══ SUPPLIED RECORDS

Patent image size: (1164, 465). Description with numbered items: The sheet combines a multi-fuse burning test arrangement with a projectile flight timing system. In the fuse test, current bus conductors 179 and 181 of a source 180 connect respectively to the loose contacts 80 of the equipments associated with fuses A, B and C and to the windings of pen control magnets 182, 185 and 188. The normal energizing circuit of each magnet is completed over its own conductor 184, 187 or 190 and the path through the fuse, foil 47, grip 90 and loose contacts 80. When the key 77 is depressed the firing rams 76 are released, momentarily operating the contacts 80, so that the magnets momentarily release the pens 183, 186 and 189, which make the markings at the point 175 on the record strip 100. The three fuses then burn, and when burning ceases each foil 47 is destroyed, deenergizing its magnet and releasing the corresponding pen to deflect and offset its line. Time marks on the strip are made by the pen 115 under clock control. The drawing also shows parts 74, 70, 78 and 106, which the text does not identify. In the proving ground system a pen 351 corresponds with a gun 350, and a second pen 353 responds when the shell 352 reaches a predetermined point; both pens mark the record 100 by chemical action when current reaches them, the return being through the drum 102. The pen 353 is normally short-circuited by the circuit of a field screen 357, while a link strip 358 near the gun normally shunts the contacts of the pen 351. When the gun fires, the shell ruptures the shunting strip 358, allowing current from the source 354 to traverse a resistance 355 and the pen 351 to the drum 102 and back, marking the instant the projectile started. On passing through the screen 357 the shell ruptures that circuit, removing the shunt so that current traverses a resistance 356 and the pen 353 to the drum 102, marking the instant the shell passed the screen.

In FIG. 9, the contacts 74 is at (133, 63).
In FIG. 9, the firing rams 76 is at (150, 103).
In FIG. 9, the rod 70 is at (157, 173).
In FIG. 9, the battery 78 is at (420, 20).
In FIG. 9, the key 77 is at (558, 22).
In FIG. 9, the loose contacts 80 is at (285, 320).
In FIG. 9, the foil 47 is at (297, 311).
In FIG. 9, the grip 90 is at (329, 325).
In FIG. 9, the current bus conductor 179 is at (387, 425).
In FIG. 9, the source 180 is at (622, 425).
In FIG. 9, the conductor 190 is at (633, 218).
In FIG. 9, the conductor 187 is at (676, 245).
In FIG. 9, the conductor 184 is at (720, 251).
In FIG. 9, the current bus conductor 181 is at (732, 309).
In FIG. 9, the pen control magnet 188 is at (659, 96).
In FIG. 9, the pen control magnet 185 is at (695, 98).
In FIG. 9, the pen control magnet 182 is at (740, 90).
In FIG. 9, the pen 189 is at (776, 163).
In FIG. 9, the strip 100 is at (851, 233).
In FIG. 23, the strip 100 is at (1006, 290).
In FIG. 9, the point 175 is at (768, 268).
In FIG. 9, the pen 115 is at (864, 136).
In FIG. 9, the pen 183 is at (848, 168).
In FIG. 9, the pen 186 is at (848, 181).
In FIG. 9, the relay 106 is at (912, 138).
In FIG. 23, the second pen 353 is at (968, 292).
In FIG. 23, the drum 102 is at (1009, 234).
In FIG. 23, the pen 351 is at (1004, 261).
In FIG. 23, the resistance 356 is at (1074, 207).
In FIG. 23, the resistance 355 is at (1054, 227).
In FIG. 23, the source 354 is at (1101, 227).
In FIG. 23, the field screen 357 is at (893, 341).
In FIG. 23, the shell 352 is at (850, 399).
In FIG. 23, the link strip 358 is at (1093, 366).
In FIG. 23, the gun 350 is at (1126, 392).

════

- _DO THIS_
Copy every line of the records above verbatim, from the first to the last.

- _THE COMPLETED TASK_
Patent image size: (1164, 465). Description with numbered items: The sheet combines a multi-fuse burning test arrangement with a projectile flight timing system. In the fuse test, current bus conductors 179 and 181 of a source 180 connect respectively to the loose contacts 80 of the equipments associated with fuses A, B and C and to the windings of pen control magnets 182, 185 and 188. The normal energizing circuit of each magnet is completed over its own conductor 184, 187 or 190 and the path through the fuse, foil 47, grip 90 and loose contacts 80. When the key 77 is depressed the firing rams 76 are released, momentarily operating the contacts 80, so that the magnets momentarily release the pens 183, 186 and 189, which make the markings at the point 175 on the record strip 100. The three fuses then burn, and when burning ceases each foil 47 is destroyed, deenergizing its magnet and releasing the corresponding pen to deflect and offset its line. Time marks on the strip are made by the pen 115 under clock control. The drawing also shows parts 74, 70, 78 and 106, which the text does not identify. In the proving ground system a pen 351 corresponds with a gun 350, and a second pen 353 responds when the shell 352 reaches a predetermined point; both pens mark the record 100 by chemical action when current reaches them, the return being through the drum 102. The pen 353 is normally short-circuited by the circuit of a field screen 357, while a link strip 358 near the gun normally shunts the contacts of the pen 351. When the gun fires, the shell ruptures the shunting strip 358, allowing current from the source 354 to traverse a resistance 355 and the pen 351 to the drum 102 and back, marking the instant the projectile started. On passing through the screen 357 the shell ruptures that circuit, removing the shunt so that current traverses a resistance 356 and the pen 353 to the drum 102, marking the instant the shell passed the screen.

In FIG. 9, the contacts 74 is at (133, 63).
In FIG. 9, the firing rams 76 is at (150, 103).
In FIG. 9, the rod 70 is at (157, 173).
In FIG. 9, the battery 78 is at (420, 20).
In FIG. 9, the key 77 is at (558, 22).
In FIG. 9, the loose contacts 80 is at (285, 320).
In FIG. 9, the foil 47 is at (297, 311).
In FIG. 9, the grip 90 is at (329, 325).
In FIG. 9, the current bus conductor 179 is at (387, 425).
In FIG. 9, the source 180 is at (622, 425).
In FIG. 9, the conductor 190 is at (633, 218).
In FIG. 9, the conductor 187 is at (676, 245).
In FIG. 9, the conductor 184 is at (720, 251).
In FIG. 9, the current bus conductor 181 is at (732, 309).
In FIG. 9, the pen control magnet 188 is at (659, 96).
In FIG. 9, the pen control magnet 185 is at (695, 98).
In FIG. 9, the pen control magnet 182 is at (740, 90).
In FIG. 9, the pen 189 is at (776, 163).
In FIG. 9, the strip 100 is at (851, 233).
In FIG. 23, the strip 100 is at (1006, 290).
In FIG. 9, the point 175 is at (768, 268).
In FIG. 9, the pen 115 is at (864, 136).
In FIG. 9, the pen 183 is at (848, 168).
In FIG. 9, the pen 186 is at (848, 181).
In FIG. 9, the relay 106 is at (912, 138).
In FIG. 23, the second pen 353 is at (968, 292).
In FIG. 23, the drum 102 is at (1009, 234).
In FIG. 23, the pen 351 is at (1004, 261).
In FIG. 23, the resistance 356 is at (1074, 207).
In FIG. 23, the resistance 355 is at (1054, 227).
In FIG. 23, the source 354 is at (1101, 227).
In FIG. 23, the field screen 357 is at (893, 341).
In FIG. 23, the shell 352 is at (850, 399).
In FIG. 23, the link strip 358 is at (1093, 366).
In FIG. 23, the gun 350 is at (1126, 392).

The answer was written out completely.